Dataset:
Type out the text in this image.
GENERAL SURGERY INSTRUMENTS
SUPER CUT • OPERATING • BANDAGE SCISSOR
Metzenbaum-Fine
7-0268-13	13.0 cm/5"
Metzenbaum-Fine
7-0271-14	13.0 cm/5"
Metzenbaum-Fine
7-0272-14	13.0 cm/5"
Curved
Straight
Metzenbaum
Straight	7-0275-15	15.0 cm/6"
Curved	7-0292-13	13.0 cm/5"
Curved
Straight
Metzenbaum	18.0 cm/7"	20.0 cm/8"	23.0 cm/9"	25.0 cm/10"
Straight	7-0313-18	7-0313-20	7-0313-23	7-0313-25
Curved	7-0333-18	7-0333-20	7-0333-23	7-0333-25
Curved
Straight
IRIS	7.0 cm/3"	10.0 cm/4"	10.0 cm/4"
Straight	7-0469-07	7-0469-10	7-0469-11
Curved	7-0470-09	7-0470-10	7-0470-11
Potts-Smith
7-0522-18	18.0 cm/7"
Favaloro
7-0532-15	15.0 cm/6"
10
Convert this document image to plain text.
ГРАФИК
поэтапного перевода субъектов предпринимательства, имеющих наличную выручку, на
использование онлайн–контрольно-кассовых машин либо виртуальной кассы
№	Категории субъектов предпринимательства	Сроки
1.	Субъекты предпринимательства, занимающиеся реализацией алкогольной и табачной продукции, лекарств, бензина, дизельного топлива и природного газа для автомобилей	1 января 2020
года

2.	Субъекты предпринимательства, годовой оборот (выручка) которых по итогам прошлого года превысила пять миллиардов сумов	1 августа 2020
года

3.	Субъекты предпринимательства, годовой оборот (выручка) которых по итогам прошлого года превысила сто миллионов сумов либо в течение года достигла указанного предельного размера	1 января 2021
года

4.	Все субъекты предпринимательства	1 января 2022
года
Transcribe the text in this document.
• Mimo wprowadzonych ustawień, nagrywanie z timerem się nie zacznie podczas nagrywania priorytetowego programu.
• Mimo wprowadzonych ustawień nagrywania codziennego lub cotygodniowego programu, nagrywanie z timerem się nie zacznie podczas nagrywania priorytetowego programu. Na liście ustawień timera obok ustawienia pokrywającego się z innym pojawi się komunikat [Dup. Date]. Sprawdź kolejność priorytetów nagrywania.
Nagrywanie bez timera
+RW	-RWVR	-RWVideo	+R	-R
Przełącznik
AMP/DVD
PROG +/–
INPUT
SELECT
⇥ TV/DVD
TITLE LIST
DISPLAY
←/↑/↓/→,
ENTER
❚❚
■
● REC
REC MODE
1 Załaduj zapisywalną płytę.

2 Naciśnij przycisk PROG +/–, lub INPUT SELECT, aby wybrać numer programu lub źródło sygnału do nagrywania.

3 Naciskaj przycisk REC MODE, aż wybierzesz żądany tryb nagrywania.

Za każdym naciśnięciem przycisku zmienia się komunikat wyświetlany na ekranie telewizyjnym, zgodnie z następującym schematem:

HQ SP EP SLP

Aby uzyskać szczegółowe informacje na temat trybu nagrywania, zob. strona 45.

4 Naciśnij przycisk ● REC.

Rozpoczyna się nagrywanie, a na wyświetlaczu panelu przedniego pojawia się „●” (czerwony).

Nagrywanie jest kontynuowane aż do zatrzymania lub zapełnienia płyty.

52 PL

Work to do: Working from the material above, retype it in its entirety without change.

Task answer:
Type out the text in this image.
GENERAL SURGERY INSTRUMENTS
SUPER CUT • OPERATING • BANDAGE SCISSOR
Metzenbaum-Fine
7-0268-13	13.0 cm/5"
Metzenbaum-Fine
7-0271-14	13.0 cm/5"
Metzenbaum-Fine
7-0272-14	13.0 cm/5"
Curved
Straight
Metzenbaum
Straight	7-0275-15	15.0 cm/6"
Curved	7-0292-13	13.0 cm/5"
Curved
Straight
Metzenbaum	18.0 cm/7"	20.0 cm/8"	23.0 cm/9"	25.0 cm/10"
Straight	7-0313-18	7-0313-20	7-0313-23	7-0313-25
Curved	7-0333-18	7-0333-20	7-0333-23	7-0333-25
Curved
Straight
IRIS	7.0 cm/3"	10.0 cm/4"	10.0 cm/4"
Straight	7-0469-07	7-0469-10	7-0469-11
Curved	7-0470-09	7-0470-10	7-0470-11
Potts-Smith
7-0522-18	18.0 cm/7"
Favaloro
7-0532-15	15.0 cm/6"
10
Convert this document image to plain text.
ГРАФИК
поэтапного перевода субъектов предпринимательства, имеющих наличную выручку, на
использование онлайн–контрольно-кассовых машин либо виртуальной кассы
№	Категории субъектов предпринимательства	Сроки
1.	Субъекты предпринимательства, занимающиеся реализацией алкогольной и табачной продукции, лекарств, бензина, дизельного топлива и природного газа для автомобилей	1 января 2020
года

2.	Субъекты предпринимательства, годовой оборот (выручка) которых по итогам прошлого года превысила пять миллиардов сумов	1 августа 2020
года

3.	Субъекты предпринимательства, годовой оборот (выручка) которых по итогам прошлого года превысила сто миллионов сумов либо в течение года достигла указанного предельного размера	1 января 2021
года

4.	Все субъекты предпринимательства	1 января 2022
года
Transcribe the text in this document.
• Mimo wprowadzonych ustawień, nagrywanie z timerem się nie zacznie podczas nagrywania priorytetowego programu.
• Mimo wprowadzonych ustawień nagrywania codziennego lub cotygodniowego programu, nagrywanie z timerem się nie zacznie podczas nagrywania priorytetowego programu. Na liście ustawień timera obok ustawienia pokrywającego się z innym pojawi się komunikat [Dup. Date]. Sprawdź kolejność priorytetów nagrywania.
Nagrywanie bez timera
+RW	-RWVR	-RWVideo	+R	-R
Przełącznik
AMP/DVD
PROG +/–
INPUT
SELECT
⇥ TV/DVD
TITLE LIST
DISPLAY
←/↑/↓/→,
ENTER
❚❚
■
● REC
REC MODE
1 Załaduj zapisywalną płytę.

2 Naciśnij przycisk PROG +/–, lub INPUT SELECT, aby wybrać numer programu lub źródło sygnału do nagrywania.

3 Naciskaj przycisk REC MODE, aż wybierzesz żądany tryb nagrywania.

Za każdym naciśnięciem przycisku zmienia się komunikat wyświetlany na ekranie telewizyjnym, zgodnie z następującym schematem:

HQ SP EP SLP

Aby uzyskać szczegółowe informacje na temat trybu nagrywania, zob. strona 45.

4 Naciśnij przycisk ● REC.

Rozpoczyna się nagrywanie, a na wyświetlaczu panelu przedniego pojawia się „●” (czerwony).

Nagrywanie jest kontynuowane aż do zatrzymania lub zapełnienia płyty.

52 PL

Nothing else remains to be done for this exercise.